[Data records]
○ ○ ○ ○

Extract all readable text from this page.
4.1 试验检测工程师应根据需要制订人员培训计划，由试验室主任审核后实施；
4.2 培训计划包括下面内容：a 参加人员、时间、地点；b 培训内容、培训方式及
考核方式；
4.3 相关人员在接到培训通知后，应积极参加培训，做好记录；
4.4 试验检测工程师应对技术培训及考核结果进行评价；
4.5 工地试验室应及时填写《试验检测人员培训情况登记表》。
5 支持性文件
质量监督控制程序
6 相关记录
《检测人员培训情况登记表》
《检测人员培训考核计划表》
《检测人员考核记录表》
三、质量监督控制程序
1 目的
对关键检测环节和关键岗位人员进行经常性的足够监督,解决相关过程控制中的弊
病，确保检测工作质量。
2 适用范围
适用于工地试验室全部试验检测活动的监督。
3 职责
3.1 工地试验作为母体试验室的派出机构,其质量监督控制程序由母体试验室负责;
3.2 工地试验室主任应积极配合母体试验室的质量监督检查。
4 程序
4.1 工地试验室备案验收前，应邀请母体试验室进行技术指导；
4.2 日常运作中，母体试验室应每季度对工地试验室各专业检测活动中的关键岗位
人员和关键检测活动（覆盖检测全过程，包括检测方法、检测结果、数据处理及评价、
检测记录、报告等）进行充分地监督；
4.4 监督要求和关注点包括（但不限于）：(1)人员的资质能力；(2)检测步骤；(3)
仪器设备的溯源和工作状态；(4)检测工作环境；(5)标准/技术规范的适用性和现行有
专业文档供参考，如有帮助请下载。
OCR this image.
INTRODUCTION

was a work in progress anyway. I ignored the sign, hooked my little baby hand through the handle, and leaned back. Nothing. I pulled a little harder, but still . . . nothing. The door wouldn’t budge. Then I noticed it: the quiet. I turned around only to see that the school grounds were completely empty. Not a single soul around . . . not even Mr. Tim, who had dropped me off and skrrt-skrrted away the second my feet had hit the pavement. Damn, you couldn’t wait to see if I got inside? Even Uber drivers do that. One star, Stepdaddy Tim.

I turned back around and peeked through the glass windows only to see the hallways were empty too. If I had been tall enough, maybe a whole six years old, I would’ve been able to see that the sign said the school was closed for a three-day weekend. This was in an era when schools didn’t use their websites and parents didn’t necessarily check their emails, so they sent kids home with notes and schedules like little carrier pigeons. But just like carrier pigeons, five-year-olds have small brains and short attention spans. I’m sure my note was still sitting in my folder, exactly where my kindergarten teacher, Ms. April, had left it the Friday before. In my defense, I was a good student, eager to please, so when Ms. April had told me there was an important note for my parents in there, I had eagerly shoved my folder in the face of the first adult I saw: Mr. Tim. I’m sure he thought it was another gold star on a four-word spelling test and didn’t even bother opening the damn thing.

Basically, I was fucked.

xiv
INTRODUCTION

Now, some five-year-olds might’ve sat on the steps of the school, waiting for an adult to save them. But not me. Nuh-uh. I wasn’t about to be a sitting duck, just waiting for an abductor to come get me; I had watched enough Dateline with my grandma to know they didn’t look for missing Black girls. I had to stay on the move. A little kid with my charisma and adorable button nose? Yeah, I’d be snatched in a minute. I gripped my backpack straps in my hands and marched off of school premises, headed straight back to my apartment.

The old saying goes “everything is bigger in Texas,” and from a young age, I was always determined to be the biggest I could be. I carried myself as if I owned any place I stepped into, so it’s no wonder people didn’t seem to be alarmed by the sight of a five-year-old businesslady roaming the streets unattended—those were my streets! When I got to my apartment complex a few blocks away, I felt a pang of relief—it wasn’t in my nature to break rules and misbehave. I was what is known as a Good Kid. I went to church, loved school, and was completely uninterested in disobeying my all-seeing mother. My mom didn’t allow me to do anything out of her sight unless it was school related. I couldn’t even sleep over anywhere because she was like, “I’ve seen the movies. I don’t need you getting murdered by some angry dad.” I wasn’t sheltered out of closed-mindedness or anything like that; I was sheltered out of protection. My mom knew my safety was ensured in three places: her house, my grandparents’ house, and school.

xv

○ ○ ○ ○

THE TASK -> In the entries above, find lines with "they" and copy each.

PROBLEM SOLUTION ->
I turned back around and peeked through the glass windows only to see the hallways were empty too. If I had been tall enough, maybe a whole six years old, I would’ve been able to see that the sign said the school was closed for a three-day weekend. This was in an era when schools didn’t use their websites and parents didn’t necessarily check their emails, so they sent kids home with notes and schedules like little carrier pigeons. But just like carrier pigeons, five-year-olds have small brains and short attention spans. I’m sure my note was still sitting in my folder, exactly where my kindergarten teacher, Ms. April, had left it the Friday before. In my defense, I was a good student, eager to please, so when Ms. April had told me there was an important note for my parents in there, I had eagerly shoved my folder in the face of the first adult I saw: Mr. Tim. I’m sure he thought it was another gold star on a four-word spelling test and didn’t even bother opening the damn thing.
Now, some five-year-olds might’ve sat on the steps of the school, waiting for an adult to save them. But not me. Nuh-uh. I wasn’t about to be a sitting duck, just waiting for an abductor to come get me; I had watched enough Dateline with my grandma to know they didn’t look for missing Black girls. I had to stay on the move. A little kid with my charisma and adorable button nose? Yeah, I’d be snatched in a minute. I gripped my backpack straps in my hands and marched off of school premises, headed straight back to my apartment.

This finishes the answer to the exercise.